** Begin DATA FOR THE TASK **
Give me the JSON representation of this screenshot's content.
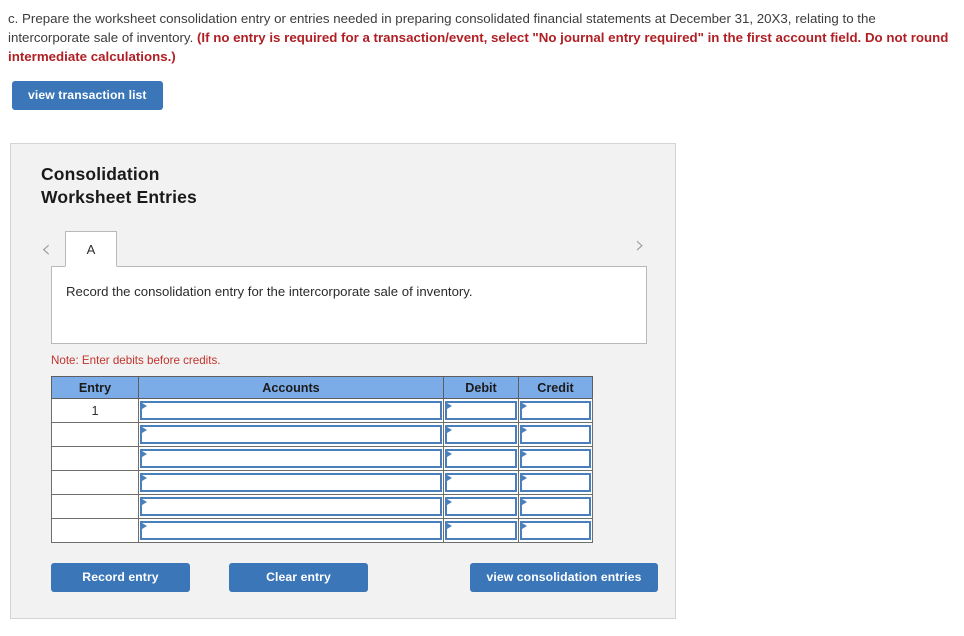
{
  "instructions": {
    "part_label": "c.",
    "text_plain": "c. Prepare the worksheet consolidation entry or entries needed in preparing consolidated financial statements at December 31, 20X3, relating to the intercorporate sale of inventory. ",
    "text_red": "(If no entry is required for a transaction/event, select \"No journal entry required\" in the first account field. Do not round intermediate calculations.)"
  },
  "toolbar": {
    "view_transaction_list_label": "view transaction list"
  },
  "panel": {
    "title_line1": "Consolidation",
    "title_line2": "Worksheet Entries",
    "prev_icon": "chevron-left-icon",
    "next_icon": "chevron-right-icon",
    "tabs": [
      {
        "label": "A",
        "active": true
      }
    ],
    "tab_content_text": "Record the consolidation entry for the intercorporate sale of inventory.",
    "note": "Note: Enter debits before credits."
  },
  "journal_table": {
    "columns": [
      "Entry",
      "Accounts",
      "Debit",
      "Credit"
    ],
    "rows": [
      {
        "entry": "1",
        "account": "",
        "debit": "",
        "credit": ""
      },
      {
        "entry": "",
        "account": "",
        "debit": "",
        "credit": ""
      },
      {
        "entry": "",
        "account": "",
        "debit": "",
        "credit": ""
      },
      {
        "entry": "",
        "account": "",
        "debit": "",
        "credit": ""
      },
      {
        "entry": "",
        "account": "",
        "debit": "",
        "credit": ""
      },
      {
        "entry": "",
        "account": "",
        "debit": "",
        "credit": ""
      }
    ]
  },
  "actions": {
    "record_entry_label": "Record entry",
    "clear_entry_label": "Clear entry",
    "view_consolidation_entries_label": "view consolidation entries"
  },
  "colors": {
    "button_blue": "#3a76b8",
    "table_header_blue": "#7bace8",
    "input_border_blue": "#4a7fbd",
    "panel_background": "#f2f2f2",
    "red_text": "#b01f24",
    "note_red": "#c0342c"
  }
}
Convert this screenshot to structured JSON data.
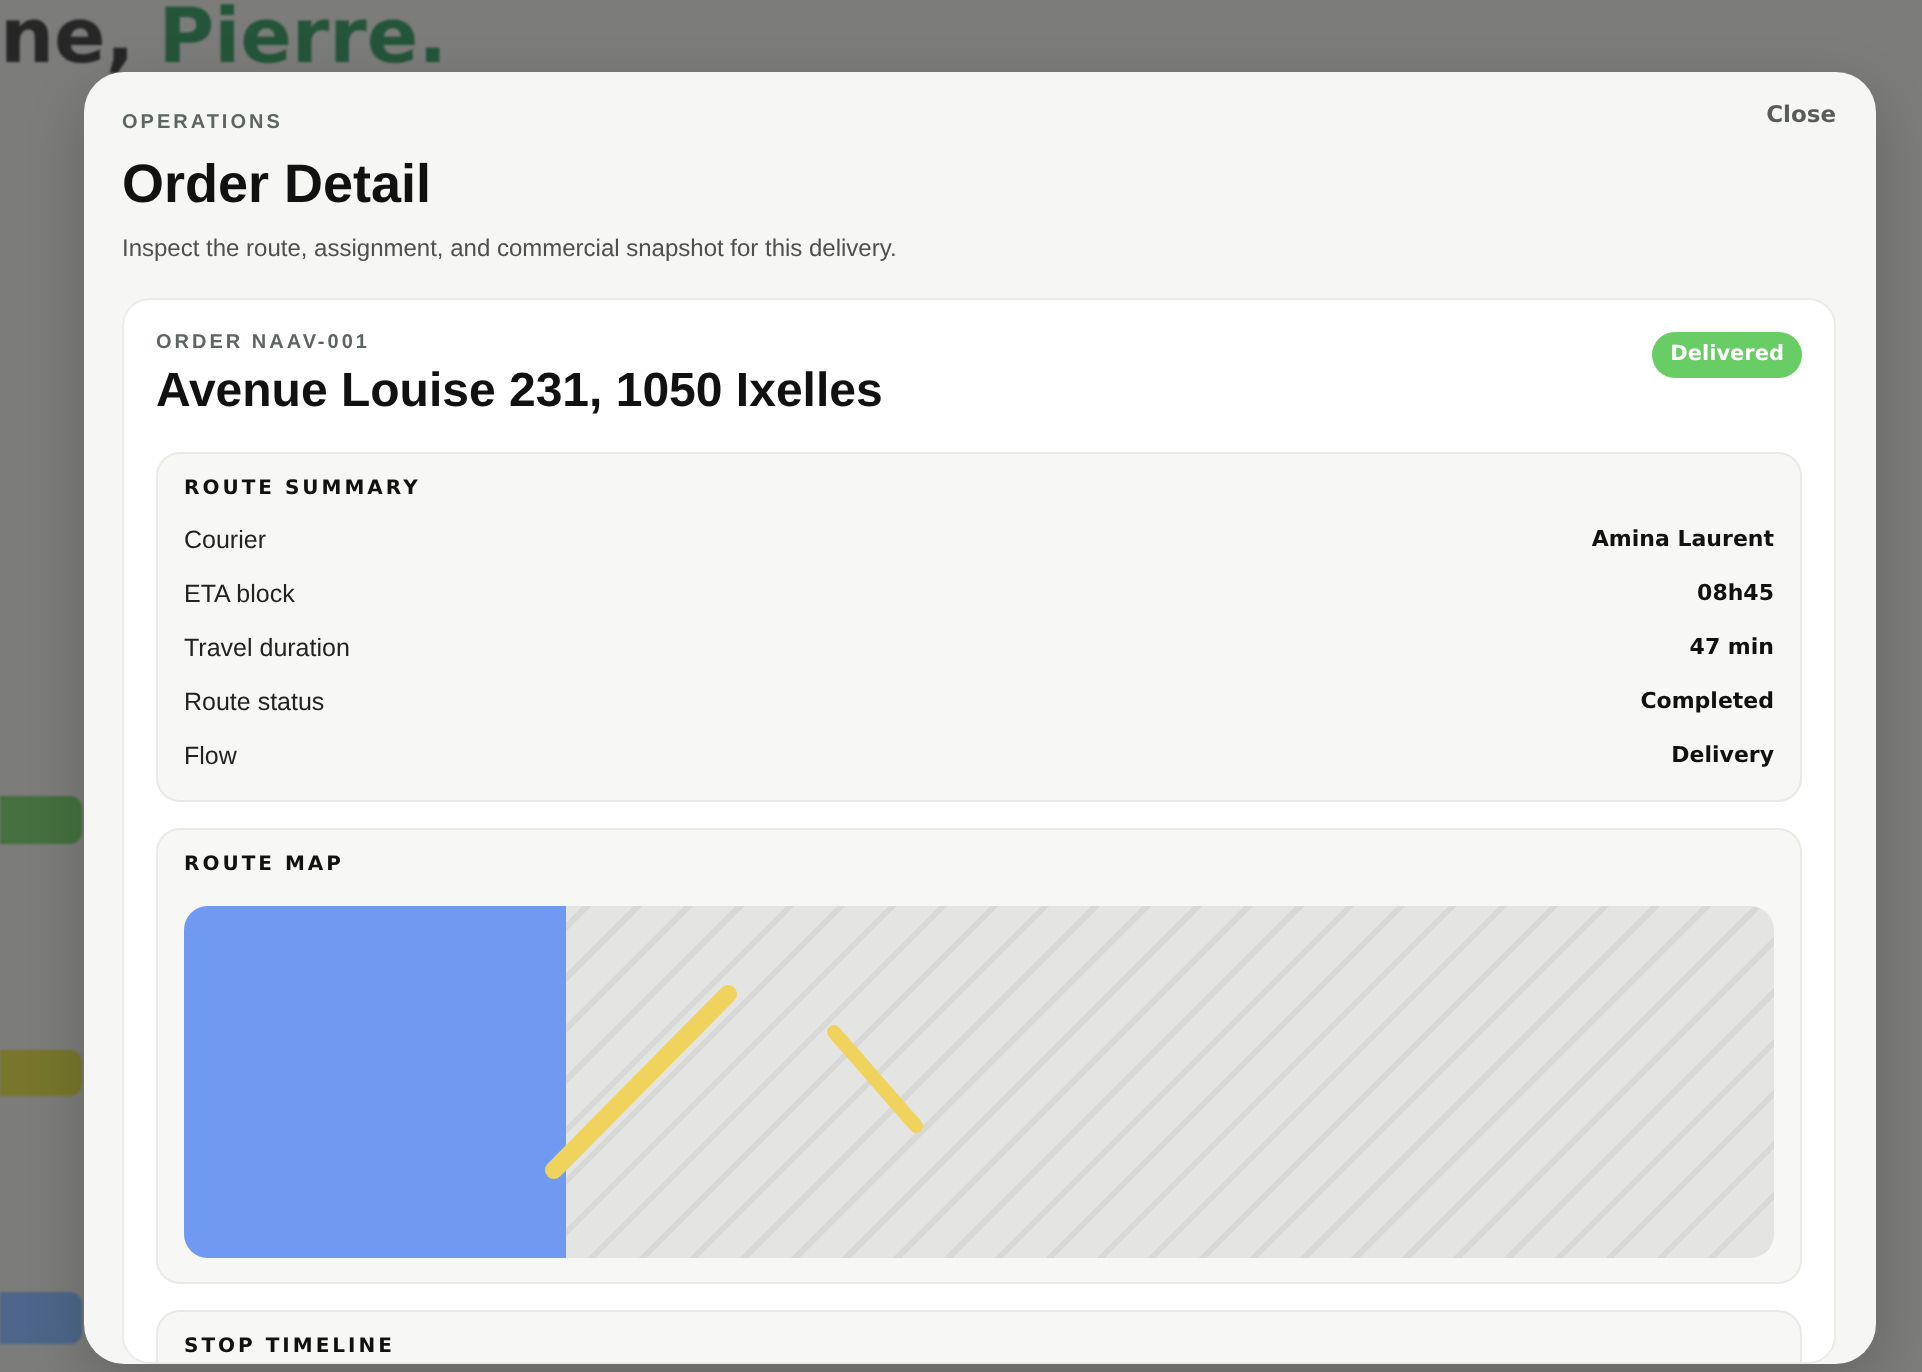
{
  "backdrop": {
    "greeting": "ne,",
    "name": "Pierre."
  },
  "modal": {
    "eyebrow": "OPERATIONS",
    "title": "Order Detail",
    "subtitle": "Inspect the route, assignment, and commercial snapshot for this delivery.",
    "close": "Close"
  },
  "order": {
    "label": "ORDER NAAV-001",
    "address": "Avenue Louise 231, 1050 Ixelles",
    "status": "Delivered"
  },
  "sections": [
    {
      "kind": "summary",
      "title": "ROUTE SUMMARY",
      "rows": [
        {
          "label": "Courier",
          "value": "Amina Laurent"
        },
        {
          "label": "ETA block",
          "value": "08h45"
        },
        {
          "label": "Travel duration",
          "value": "47 min"
        },
        {
          "label": "Route status",
          "value": "Completed"
        },
        {
          "label": "Flow",
          "value": "Delivery"
        }
      ]
    },
    {
      "kind": "map",
      "title": "ROUTE MAP"
    },
    {
      "kind": "timeline",
      "title": "STOP TIMELINE"
    }
  ]
}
** End DATA FOR THE TASK **
With pictures omitted, copy exactly the lines from the one containing "Convert this screenshot" through the final line of the listing, both included.

SOLUTION FOR THIS EXERCISE:
Convert this screenshot to structured JSON data.
{
  "backdrop": {
    "greeting": "ne,",
    "name": "Pierre."
  },
  "modal": {
    "eyebrow": "OPERATIONS",
    "title": "Order Detail",
    "subtitle": "Inspect the route, assignment, and commercial snapshot for this delivery.",
    "close": "Close"
  },
  "order": {
    "label": "ORDER NAAV-001",
    "address": "Avenue Louise 231, 1050 Ixelles",
    "status": "Delivered"
  },
  "sections": [
    {
      "kind": "summary",
      "title": "ROUTE SUMMARY",
      "rows": [
        {
          "label": "Courier",
          "value": "Amina Laurent"
        },
        {
          "label": "ETA block",
          "value": "08h45"
        },
        {
          "label": "Travel duration",
          "value": "47 min"
        },
        {
          "label": "Route status",
          "value": "Completed"
        },
        {
          "label": "Flow",
          "value": "Delivery"
        }
      ]
    },
    {
      "kind": "map",
      "title": "ROUTE MAP"
    },
    {
      "kind": "timeline",
      "title": "STOP TIMELINE"
    }
  ]
}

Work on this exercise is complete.